▸ **TO BE DONE**
The records that follow should be retyped word for word.

--- Begin ---

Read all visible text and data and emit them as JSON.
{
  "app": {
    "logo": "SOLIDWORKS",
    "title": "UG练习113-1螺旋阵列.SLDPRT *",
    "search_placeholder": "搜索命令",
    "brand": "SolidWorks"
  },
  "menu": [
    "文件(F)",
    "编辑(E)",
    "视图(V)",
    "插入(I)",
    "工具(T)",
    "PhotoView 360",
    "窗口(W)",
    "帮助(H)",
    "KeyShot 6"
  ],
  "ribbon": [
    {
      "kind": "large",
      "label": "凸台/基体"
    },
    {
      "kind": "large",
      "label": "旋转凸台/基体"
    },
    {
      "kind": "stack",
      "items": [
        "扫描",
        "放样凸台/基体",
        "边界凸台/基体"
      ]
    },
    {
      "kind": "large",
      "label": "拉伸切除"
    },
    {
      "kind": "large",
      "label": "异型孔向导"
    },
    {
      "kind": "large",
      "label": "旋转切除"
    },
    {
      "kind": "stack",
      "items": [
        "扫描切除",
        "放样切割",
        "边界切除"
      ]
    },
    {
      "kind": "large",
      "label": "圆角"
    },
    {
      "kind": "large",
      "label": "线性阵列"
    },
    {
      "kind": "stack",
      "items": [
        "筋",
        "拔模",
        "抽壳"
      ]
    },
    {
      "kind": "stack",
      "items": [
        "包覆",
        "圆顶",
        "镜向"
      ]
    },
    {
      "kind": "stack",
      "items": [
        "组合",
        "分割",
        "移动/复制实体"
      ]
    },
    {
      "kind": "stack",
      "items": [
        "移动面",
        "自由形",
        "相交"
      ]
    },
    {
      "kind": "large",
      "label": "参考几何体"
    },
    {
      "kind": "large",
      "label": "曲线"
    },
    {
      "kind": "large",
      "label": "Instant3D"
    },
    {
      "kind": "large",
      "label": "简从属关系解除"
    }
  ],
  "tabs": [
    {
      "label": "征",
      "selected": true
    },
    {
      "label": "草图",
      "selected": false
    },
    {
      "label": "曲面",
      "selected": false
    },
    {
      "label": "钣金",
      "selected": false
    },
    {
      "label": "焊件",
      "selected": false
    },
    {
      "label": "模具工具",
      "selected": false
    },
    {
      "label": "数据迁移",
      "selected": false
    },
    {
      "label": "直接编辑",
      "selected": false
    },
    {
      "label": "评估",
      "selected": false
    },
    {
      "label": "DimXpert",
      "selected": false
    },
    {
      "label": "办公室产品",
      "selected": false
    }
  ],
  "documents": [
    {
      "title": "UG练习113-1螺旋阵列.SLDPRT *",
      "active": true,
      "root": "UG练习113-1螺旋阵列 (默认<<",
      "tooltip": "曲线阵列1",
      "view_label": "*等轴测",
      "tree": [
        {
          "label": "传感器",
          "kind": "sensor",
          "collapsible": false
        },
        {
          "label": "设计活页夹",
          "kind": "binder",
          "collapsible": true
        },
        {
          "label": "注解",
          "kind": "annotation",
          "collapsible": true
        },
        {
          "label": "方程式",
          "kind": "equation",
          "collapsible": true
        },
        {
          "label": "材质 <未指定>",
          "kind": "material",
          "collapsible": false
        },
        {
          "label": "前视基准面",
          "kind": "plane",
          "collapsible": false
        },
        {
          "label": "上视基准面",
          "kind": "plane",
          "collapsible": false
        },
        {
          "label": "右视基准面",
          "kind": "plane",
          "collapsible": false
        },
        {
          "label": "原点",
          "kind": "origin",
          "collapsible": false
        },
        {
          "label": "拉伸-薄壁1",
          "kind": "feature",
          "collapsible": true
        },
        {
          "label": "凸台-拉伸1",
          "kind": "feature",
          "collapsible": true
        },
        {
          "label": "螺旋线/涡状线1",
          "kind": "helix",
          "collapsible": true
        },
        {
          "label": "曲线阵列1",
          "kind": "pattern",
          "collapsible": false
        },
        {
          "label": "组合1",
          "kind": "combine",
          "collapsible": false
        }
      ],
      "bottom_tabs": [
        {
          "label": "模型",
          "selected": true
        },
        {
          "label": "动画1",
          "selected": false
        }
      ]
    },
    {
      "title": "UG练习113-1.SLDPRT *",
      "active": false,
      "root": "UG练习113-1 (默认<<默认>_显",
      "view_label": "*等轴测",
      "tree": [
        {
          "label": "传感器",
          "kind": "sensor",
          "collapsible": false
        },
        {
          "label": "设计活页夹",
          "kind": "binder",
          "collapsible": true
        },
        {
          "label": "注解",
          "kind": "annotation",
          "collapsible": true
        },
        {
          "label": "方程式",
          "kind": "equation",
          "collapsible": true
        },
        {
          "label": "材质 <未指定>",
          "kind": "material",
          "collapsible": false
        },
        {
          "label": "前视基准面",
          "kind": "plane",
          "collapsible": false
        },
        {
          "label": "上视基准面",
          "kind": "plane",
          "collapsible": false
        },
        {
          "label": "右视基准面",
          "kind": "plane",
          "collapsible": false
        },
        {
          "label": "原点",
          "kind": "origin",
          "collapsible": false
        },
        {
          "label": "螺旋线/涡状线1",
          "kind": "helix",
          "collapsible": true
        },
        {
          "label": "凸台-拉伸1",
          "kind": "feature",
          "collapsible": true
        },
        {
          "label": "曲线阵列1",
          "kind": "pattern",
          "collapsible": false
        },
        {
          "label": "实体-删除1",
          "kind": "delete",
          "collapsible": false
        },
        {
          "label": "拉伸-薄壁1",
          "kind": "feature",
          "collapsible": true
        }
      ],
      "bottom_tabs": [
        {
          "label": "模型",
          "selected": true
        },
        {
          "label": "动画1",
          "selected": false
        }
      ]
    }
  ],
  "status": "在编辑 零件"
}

--- End ---

▸ **SOLUTION**
Read all visible text and data and emit them as JSON.
{
  "app": {
    "logo": "SOLIDWORKS",
    "title": "UG练习113-1螺旋阵列.SLDPRT *",
    "search_placeholder": "搜索命令",
    "brand": "SolidWorks"
  },
  "menu": [
    "文件(F)",
    "编辑(E)",
    "视图(V)",
    "插入(I)",
    "工具(T)",
    "PhotoView 360",
    "窗口(W)",
    "帮助(H)",
    "KeyShot 6"
  ],
  "ribbon": [
    {
      "kind": "large",
      "label": "凸台/基体"
    },
    {
      "kind": "large",
      "label": "旋转凸台/基体"
    },
    {
      "kind": "stack",
      "items": [
        "扫描",
        "放样凸台/基体",
        "边界凸台/基体"
      ]
    },
    {
      "kind": "large",
      "label": "拉伸切除"
    },
    {
      "kind": "large",
      "label": "异型孔向导"
    },
    {
      "kind": "large",
      "label": "旋转切除"
    },
    {
      "kind": "stack",
      "items": [
        "扫描切除",
        "放样切割",
        "边界切除"
      ]
    },
    {
      "kind": "large",
      "label": "圆角"
    },
    {
      "kind": "large",
      "label": "线性阵列"
    },
    {
      "kind": "stack",
      "items": [
        "筋",
        "拔模",
        "抽壳"
      ]
    },
    {
      "kind": "stack",
      "items": [
        "包覆",
        "圆顶",
        "镜向"
      ]
    },
    {
      "kind": "stack",
      "items": [
        "组合",
        "分割",
        "移动/复制实体"
      ]
    },
    {
      "kind": "stack",
      "items": [
        "移动面",
        "自由形",
        "相交"
      ]
    },
    {
      "kind": "large",
      "label": "参考几何体"
    },
    {
      "kind": "large",
      "label": "曲线"
    },
    {
      "kind": "large",
      "label": "Instant3D"
    },
    {
      "kind": "large",
      "label": "简从属关系解除"
    }
  ],
  "tabs": [
    {
      "label": "征",
      "selected": true
    },
    {
      "label": "草图",
      "selected": false
    },
    {
      "label": "曲面",
      "selected": false
    },
    {
      "label": "钣金",
      "selected": false
    },
    {
      "label": "焊件",
      "selected": false
    },
    {
      "label": "模具工具",
      "selected": false
    },
    {
      "label": "数据迁移",
      "selected": false
    },
    {
      "label": "直接编辑",
      "selected": false
    },
    {
      "label": "评估",
      "selected": false
    },
    {
      "label": "DimXpert",
      "selected": false
    },
    {
      "label": "办公室产品",
      "selected": false
    }
  ],
  "documents": [
    {
      "title": "UG练习113-1螺旋阵列.SLDPRT *",
      "active": true,
      "root": "UG练习113-1螺旋阵列 (默认<<",
      "tooltip": "曲线阵列1",
      "view_label": "*等轴测",
      "tree": [
        {
          "label": "传感器",
          "kind": "sensor",
          "collapsible": false
        },
        {
          "label": "设计活页夹",
          "kind": "binder",
          "collapsible": true
        },
        {
          "label": "注解",
          "kind": "annotation",
          "collapsible": true
        },
        {
          "label": "方程式",
          "kind": "equation",
          "collapsible": true
        },
        {
          "label": "材质 <未指定>",
          "kind": "material",
          "collapsible": false
        },
        {
          "label": "前视基准面",
          "kind": "plane",
          "collapsible": false
        },
        {
          "label": "上视基准面",
          "kind": "plane",
          "collapsible": false
        },
        {
          "label": "右视基准面",
          "kind": "plane",
          "collapsible": false
        },
        {
          "label": "原点",
          "kind": "origin",
          "collapsible": false
        },
        {
          "label": "拉伸-薄壁1",
          "kind": "feature",
          "collapsible": true
        },
        {
          "label": "凸台-拉伸1",
          "kind": "feature",
          "collapsible": true
        },
        {
          "label": "螺旋线/涡状线1",
          "kind": "helix",
          "collapsible": true
        },
        {
          "label": "曲线阵列1",
          "kind": "pattern",
          "collapsible": false
        },
        {
          "label": "组合1",
          "kind": "combine",
          "collapsible": false
        }
      ],
      "bottom_tabs": [
        {
          "label": "模型",
          "selected": true
        },
        {
          "label": "动画1",
          "selected": false
        }
      ]
    },
    {
      "title": "UG练习113-1.SLDPRT *",
      "active": false,
      "root": "UG练习113-1 (默认<<默认>_显",
      "view_label": "*等轴测",
      "tree": [
        {
          "label": "传感器",
          "kind": "sensor",
          "collapsible": false
        },
        {
          "label": "设计活页夹",
          "kind": "binder",
          "collapsible": true
        },
        {
          "label": "注解",
          "kind": "annotation",
          "collapsible": true
        },
        {
          "label": "方程式",
          "kind": "equation",
          "collapsible": true
        },
        {
          "label": "材质 <未指定>",
          "kind": "material",
          "collapsible": false
        },
        {
          "label": "前视基准面",
          "kind": "plane",
          "collapsible": false
        },
        {
          "label": "上视基准面",
          "kind": "plane",
          "collapsible": false
        },
        {
          "label": "右视基准面",
          "kind": "plane",
          "collapsible": false
        },
        {
          "label": "原点",
          "kind": "origin",
          "collapsible": false
        },
        {
          "label": "螺旋线/涡状线1",
          "kind": "helix",
          "collapsible": true
        },
        {
          "label": "凸台-拉伸1",
          "kind": "feature",
          "collapsible": true
        },
        {
          "label": "曲线阵列1",
          "kind": "pattern",
          "collapsible": false
        },
        {
          "label": "实体-删除1",
          "kind": "delete",
          "collapsible": false
        },
        {
          "label": "拉伸-薄壁1",
          "kind": "feature",
          "collapsible": true
        }
      ],
      "bottom_tabs": [
        {
          "label": "模型",
          "selected": true
        },
        {
          "label": "动画1",
          "selected": false
        }
      ]
    }
  ],
  "status": "在编辑 零件"
}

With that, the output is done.